## Supplied records
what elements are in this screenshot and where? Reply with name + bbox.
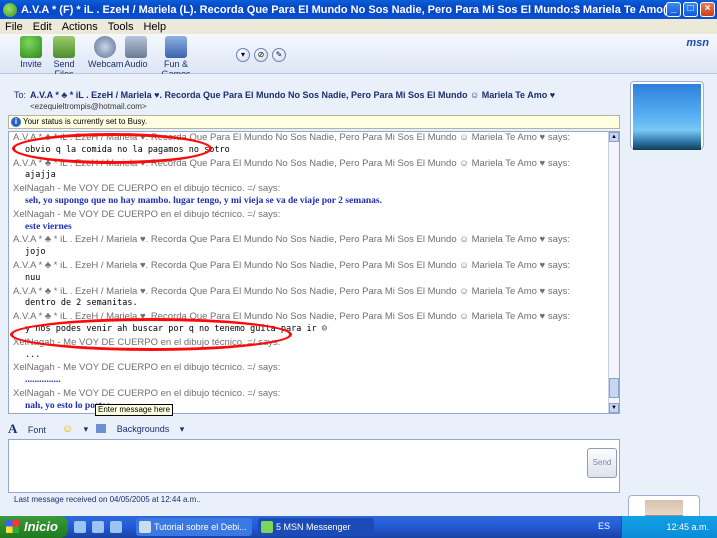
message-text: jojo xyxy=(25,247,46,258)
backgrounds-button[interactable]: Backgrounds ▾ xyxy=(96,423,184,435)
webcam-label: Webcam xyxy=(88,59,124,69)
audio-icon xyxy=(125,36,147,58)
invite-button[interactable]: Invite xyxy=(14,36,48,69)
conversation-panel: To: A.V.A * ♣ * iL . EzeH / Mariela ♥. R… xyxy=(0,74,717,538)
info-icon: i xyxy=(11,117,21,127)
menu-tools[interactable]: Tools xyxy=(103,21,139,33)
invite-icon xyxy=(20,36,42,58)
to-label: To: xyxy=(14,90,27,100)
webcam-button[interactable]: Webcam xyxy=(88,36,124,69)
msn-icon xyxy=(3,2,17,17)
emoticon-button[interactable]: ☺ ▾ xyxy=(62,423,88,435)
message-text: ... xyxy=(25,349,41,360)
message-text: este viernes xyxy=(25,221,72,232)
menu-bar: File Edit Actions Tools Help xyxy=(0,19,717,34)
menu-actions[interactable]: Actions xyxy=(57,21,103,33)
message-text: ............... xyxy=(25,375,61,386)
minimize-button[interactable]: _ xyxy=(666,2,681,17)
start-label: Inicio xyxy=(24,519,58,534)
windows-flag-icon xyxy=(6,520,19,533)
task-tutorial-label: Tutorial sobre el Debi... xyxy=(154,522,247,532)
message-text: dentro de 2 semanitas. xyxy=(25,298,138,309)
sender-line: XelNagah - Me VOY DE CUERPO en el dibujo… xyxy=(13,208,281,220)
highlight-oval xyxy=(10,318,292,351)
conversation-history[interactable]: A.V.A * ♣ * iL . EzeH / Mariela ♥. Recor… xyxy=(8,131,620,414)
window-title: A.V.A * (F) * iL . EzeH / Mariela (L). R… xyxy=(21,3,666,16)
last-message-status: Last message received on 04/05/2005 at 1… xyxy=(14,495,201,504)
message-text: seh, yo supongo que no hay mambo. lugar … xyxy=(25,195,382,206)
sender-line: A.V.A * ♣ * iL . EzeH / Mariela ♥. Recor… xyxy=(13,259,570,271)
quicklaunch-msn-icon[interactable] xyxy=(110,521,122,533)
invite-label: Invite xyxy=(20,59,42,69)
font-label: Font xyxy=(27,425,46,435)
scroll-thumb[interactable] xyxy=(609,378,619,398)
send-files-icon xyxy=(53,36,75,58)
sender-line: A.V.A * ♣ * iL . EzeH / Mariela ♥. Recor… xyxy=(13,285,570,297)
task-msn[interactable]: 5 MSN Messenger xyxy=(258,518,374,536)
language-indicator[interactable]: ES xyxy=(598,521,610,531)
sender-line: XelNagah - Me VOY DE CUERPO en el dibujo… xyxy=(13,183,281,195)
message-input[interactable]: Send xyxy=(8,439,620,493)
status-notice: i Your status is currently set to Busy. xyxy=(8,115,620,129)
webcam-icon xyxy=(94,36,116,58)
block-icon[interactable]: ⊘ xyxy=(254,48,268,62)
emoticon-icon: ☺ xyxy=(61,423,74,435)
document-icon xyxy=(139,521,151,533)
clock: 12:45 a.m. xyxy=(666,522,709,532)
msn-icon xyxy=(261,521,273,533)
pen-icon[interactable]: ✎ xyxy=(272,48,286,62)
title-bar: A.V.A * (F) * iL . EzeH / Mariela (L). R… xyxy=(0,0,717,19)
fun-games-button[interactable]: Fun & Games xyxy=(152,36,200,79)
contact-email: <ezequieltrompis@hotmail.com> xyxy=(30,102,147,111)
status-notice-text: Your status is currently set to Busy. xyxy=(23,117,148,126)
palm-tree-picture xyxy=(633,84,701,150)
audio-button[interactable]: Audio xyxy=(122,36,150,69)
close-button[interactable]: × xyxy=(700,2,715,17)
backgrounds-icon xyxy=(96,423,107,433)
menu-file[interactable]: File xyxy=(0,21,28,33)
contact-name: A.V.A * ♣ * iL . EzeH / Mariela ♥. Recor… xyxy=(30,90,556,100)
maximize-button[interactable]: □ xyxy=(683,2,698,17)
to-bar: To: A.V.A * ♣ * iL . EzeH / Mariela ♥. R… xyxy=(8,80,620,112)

## Task details
Please count the lines of the records that contain the string "currently", with case counting, and give only that number.

## Result below
2